### RECORDS PROVIDED
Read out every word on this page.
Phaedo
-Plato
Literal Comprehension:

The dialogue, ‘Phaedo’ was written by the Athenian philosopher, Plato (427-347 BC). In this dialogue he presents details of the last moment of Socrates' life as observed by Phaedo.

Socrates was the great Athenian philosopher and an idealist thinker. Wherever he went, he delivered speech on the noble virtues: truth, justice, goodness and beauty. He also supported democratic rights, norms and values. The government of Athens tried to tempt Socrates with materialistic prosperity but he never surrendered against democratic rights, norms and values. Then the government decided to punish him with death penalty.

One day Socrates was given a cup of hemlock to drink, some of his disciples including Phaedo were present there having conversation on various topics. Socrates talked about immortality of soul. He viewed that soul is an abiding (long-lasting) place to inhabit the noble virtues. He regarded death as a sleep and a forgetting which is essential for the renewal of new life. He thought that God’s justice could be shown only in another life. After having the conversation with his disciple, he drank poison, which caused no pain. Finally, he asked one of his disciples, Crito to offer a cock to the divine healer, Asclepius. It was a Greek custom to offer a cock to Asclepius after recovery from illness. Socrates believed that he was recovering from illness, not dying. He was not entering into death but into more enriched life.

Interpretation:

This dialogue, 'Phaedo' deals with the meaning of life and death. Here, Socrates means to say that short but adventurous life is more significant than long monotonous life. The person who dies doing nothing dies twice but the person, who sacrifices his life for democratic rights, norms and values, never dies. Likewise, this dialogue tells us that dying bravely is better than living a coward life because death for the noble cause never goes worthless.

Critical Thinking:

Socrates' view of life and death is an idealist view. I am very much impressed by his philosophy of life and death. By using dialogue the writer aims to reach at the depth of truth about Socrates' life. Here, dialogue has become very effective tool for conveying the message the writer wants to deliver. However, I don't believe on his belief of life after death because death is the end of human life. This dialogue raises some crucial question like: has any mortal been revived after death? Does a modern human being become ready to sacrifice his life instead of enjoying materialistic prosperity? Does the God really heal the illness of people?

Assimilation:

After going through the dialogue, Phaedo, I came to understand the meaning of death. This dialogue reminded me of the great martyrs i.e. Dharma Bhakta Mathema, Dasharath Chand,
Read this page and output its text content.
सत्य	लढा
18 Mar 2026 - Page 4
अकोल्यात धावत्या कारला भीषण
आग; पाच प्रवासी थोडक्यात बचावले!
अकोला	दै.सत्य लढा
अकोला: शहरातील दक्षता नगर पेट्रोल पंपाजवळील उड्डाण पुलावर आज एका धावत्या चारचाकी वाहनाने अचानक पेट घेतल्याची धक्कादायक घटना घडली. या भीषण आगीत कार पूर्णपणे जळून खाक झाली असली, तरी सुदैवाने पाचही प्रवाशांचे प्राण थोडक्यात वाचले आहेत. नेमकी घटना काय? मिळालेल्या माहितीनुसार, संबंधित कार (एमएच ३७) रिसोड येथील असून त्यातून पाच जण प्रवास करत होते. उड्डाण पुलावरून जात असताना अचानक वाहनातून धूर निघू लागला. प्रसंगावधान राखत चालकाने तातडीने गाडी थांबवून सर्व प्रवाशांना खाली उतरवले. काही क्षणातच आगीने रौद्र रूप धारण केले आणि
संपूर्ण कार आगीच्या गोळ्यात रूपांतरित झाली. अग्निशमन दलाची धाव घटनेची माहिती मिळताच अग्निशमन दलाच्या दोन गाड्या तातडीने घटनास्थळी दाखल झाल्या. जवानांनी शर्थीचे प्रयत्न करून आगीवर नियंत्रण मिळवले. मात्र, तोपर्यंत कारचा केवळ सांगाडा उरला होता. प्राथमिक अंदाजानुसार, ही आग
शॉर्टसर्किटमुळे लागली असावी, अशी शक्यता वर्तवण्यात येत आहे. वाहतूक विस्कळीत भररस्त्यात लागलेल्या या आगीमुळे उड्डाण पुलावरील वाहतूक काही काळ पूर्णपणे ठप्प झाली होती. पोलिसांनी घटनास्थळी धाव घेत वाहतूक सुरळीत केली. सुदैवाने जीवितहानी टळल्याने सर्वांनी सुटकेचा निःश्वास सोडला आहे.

### WHAT YOU ARE ASKED TO DO
Reproduce the lines from the one containing "Read this page and output its text content." to the end of the entries, keeping both ends and adding nothing.

### SOLUTION
Read this page and output its text content.
सत्य	लढा
18 Mar 2026 - Page 4
अकोल्यात धावत्या कारला भीषण
आग; पाच प्रवासी थोडक्यात बचावले!
अकोला	दै.सत्य लढा
अकोला: शहरातील दक्षता नगर पेट्रोल पंपाजवळील उड्डाण पुलावर आज एका धावत्या चारचाकी वाहनाने अचानक पेट घेतल्याची धक्कादायक घटना घडली. या भीषण आगीत कार पूर्णपणे जळून खाक झाली असली, तरी सुदैवाने पाचही प्रवाशांचे प्राण थोडक्यात वाचले आहेत. नेमकी घटना काय? मिळालेल्या माहितीनुसार, संबंधित कार (एमएच ३७) रिसोड येथील असून त्यातून पाच जण प्रवास करत होते. उड्डाण पुलावरून जात असताना अचानक वाहनातून धूर निघू लागला. प्रसंगावधान राखत चालकाने तातडीने गाडी थांबवून सर्व प्रवाशांना खाली उतरवले. काही क्षणातच आगीने रौद्र रूप धारण केले आणि
संपूर्ण कार आगीच्या गोळ्यात रूपांतरित झाली. अग्निशमन दलाची धाव घटनेची माहिती मिळताच अग्निशमन दलाच्या दोन गाड्या तातडीने घटनास्थळी दाखल झाल्या. जवानांनी शर्थीचे प्रयत्न करून आगीवर नियंत्रण मिळवले. मात्र, तोपर्यंत कारचा केवळ सांगाडा उरला होता. प्राथमिक अंदाजानुसार, ही आग
शॉर्टसर्किटमुळे लागली असावी, अशी शक्यता वर्तवण्यात येत आहे. वाहतूक विस्कळीत भररस्त्यात लागलेल्या या आगीमुळे उड्डाण पुलावरील वाहतूक काही काळ पूर्णपणे ठप्प झाली होती. पोलिसांनी घटनास्थळी धाव घेत वाहतूक सुरळीत केली. सुदैवाने जीवितहानी टळल्याने सर्वांनी सुटकेचा निःश्वास सोडला आहे.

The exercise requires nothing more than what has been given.